+++ Provided information

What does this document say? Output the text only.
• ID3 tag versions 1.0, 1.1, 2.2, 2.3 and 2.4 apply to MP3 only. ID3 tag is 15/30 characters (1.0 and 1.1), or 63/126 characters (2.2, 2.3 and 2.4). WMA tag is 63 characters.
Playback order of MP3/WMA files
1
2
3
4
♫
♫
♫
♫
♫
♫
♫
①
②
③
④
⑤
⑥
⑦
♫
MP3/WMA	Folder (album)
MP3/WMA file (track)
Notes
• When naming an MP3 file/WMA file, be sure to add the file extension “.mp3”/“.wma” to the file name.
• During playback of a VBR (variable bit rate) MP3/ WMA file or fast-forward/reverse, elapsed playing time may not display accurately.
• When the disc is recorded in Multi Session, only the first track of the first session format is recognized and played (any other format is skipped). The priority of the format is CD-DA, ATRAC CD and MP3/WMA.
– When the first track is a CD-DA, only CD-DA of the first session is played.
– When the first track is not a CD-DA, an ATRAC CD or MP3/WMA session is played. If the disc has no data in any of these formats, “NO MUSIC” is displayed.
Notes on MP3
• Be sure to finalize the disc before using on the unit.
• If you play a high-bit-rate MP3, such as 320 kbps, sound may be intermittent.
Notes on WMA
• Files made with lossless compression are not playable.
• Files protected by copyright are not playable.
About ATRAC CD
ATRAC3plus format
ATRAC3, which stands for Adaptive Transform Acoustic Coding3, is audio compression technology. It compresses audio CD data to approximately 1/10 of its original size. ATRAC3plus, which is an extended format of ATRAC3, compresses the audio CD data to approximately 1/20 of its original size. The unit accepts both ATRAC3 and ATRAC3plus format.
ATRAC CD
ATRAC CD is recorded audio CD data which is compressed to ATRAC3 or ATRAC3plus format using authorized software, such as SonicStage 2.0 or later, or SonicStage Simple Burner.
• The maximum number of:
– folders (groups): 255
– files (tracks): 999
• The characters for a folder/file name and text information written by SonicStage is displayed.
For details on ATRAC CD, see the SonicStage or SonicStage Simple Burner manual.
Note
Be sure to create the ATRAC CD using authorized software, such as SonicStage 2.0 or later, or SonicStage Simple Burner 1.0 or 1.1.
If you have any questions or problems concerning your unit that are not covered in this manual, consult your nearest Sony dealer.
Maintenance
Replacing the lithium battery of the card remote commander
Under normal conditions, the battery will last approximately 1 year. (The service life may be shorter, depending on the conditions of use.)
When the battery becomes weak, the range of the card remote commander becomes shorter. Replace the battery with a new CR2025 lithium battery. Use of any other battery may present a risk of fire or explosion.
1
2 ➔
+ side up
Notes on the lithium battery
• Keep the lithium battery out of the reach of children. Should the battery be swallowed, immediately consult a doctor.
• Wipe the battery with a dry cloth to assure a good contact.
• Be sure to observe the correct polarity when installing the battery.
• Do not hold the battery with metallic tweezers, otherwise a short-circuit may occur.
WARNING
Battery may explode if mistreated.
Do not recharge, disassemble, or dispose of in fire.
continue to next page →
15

++++++
+++ Provided information

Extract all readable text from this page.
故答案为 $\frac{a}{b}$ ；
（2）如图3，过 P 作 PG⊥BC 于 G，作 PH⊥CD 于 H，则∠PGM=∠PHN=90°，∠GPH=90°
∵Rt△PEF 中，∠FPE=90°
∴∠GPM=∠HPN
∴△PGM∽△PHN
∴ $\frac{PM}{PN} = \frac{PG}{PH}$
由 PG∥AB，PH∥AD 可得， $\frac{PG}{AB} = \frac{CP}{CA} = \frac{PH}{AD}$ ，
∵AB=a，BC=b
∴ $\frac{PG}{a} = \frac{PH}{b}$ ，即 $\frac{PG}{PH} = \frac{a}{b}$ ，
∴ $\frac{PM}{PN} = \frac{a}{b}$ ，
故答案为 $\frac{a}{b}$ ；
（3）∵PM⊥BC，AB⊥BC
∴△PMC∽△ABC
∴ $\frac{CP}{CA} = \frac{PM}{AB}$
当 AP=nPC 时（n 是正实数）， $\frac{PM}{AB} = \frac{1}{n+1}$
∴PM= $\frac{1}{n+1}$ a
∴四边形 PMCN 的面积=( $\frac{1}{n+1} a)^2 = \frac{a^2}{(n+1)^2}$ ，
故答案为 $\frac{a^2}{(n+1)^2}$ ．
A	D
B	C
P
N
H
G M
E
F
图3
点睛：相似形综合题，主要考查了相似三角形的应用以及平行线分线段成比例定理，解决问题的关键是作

++++++
+++ Provided information

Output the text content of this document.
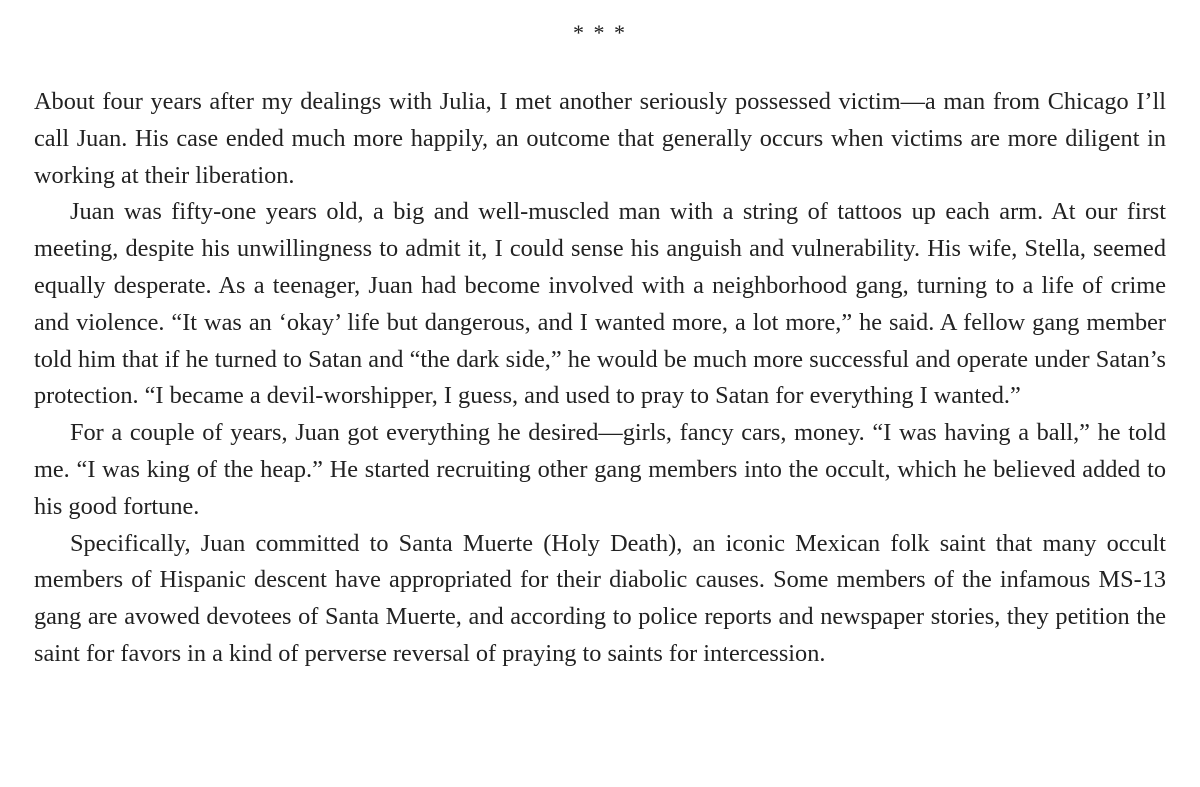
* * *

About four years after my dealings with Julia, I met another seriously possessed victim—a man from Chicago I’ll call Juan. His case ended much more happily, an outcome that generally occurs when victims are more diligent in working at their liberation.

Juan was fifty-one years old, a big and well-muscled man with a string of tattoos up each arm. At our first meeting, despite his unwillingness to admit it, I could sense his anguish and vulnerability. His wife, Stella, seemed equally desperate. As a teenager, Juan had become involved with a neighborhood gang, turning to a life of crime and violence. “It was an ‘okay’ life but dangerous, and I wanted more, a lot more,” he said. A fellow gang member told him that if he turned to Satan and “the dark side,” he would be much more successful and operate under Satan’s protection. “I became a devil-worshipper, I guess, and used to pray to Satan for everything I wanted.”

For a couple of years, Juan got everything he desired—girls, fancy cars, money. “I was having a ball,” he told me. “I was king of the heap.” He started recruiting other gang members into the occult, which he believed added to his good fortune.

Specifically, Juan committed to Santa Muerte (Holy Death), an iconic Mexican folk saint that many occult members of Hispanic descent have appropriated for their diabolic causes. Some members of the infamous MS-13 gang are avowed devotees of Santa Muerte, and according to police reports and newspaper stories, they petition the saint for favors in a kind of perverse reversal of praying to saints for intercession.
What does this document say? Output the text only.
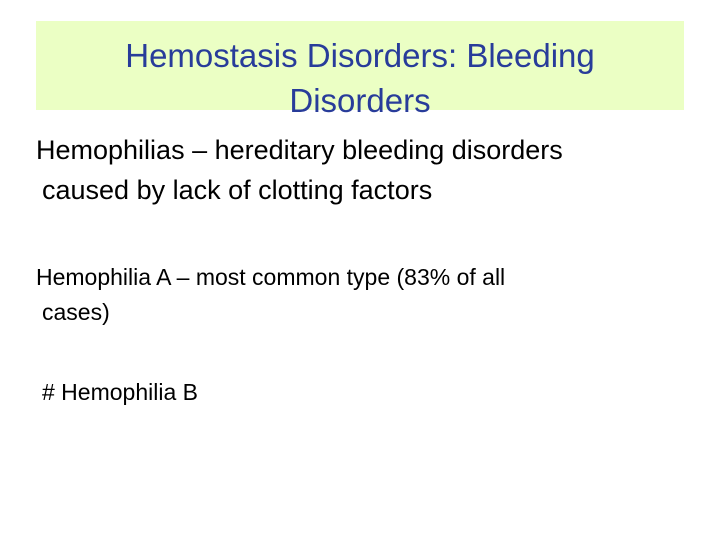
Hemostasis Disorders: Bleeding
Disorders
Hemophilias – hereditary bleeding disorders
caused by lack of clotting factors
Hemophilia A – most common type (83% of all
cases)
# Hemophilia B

++++++

What is expected: Show the lines of the material that contain the word "authorized".

The result:
ATRAC CD is recorded audio CD data which is compressed to ATRAC3 or ATRAC3plus format using authorized software, such as SonicStage 2.0 or later, or SonicStage Simple Burner.
Be sure to create the ATRAC CD using authorized software, such as SonicStage 2.0 or later, or SonicStage Simple Burner 1.0 or 1.1.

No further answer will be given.